- _Short exercise_: Where a line of the listing below includes the word "this", reproduce that line.

- _Records supplied_:
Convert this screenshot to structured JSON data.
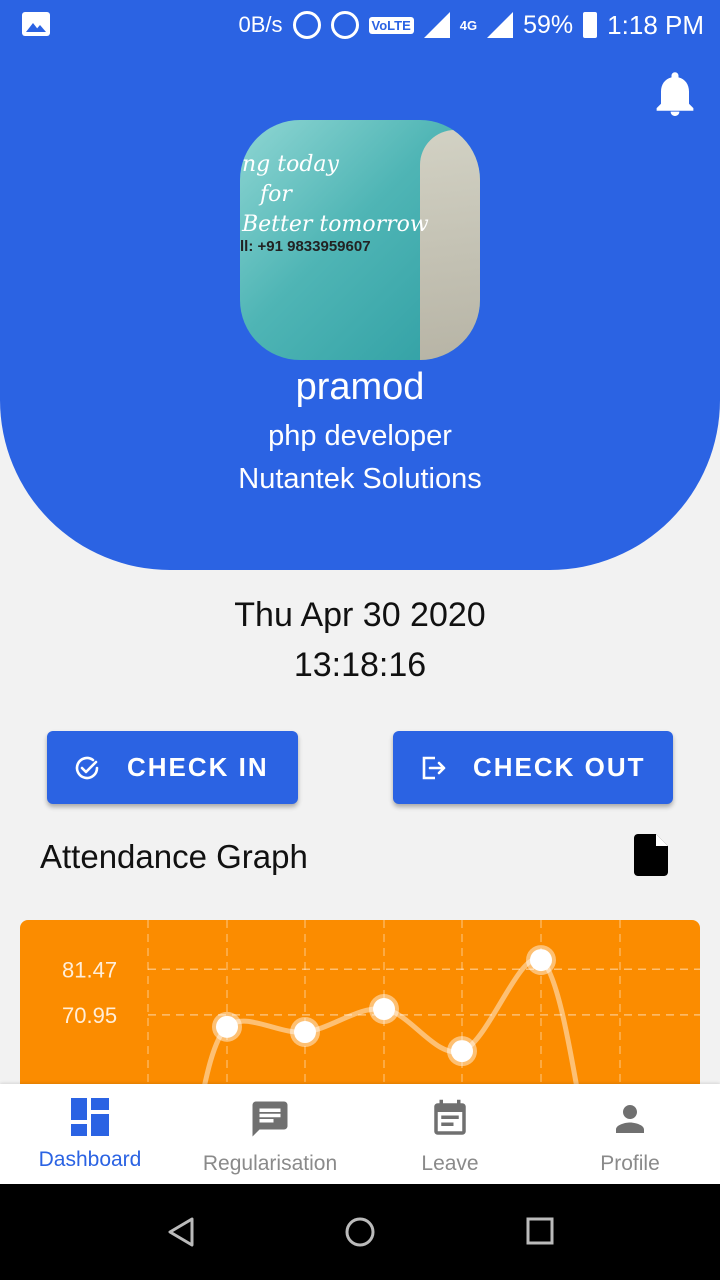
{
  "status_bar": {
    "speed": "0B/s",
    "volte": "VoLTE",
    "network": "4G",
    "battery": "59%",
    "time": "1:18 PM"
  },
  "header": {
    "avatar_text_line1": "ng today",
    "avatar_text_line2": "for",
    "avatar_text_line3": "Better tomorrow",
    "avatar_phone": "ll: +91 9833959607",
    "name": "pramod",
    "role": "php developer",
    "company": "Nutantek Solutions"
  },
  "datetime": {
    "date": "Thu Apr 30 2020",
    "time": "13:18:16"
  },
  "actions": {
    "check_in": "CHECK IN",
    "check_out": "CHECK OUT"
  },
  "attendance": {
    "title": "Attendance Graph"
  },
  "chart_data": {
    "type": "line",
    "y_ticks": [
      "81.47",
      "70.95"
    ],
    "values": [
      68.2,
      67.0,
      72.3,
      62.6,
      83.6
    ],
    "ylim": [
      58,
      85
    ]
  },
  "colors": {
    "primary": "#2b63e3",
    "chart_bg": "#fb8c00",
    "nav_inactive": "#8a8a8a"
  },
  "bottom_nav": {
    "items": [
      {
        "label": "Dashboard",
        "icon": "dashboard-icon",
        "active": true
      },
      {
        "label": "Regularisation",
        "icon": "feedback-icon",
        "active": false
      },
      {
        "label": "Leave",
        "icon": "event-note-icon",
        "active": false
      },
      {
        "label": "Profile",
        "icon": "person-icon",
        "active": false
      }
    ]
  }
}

==

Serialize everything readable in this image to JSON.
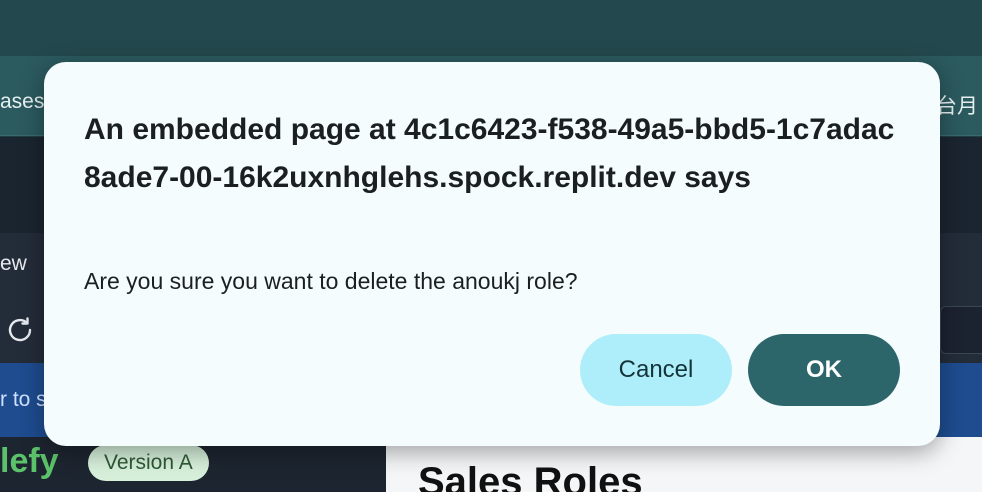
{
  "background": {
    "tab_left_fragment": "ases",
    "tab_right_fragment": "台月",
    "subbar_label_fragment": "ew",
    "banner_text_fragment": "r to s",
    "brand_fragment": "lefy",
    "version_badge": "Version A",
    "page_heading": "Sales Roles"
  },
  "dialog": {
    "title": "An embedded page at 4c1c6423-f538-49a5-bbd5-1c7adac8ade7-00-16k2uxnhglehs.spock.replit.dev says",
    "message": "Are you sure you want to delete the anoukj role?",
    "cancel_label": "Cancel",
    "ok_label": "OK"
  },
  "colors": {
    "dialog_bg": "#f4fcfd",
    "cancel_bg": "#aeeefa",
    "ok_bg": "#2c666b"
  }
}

- _Worked solution_:
Convert this screenshot to structured JSON data.
Serialize everything readable in this image to JSON.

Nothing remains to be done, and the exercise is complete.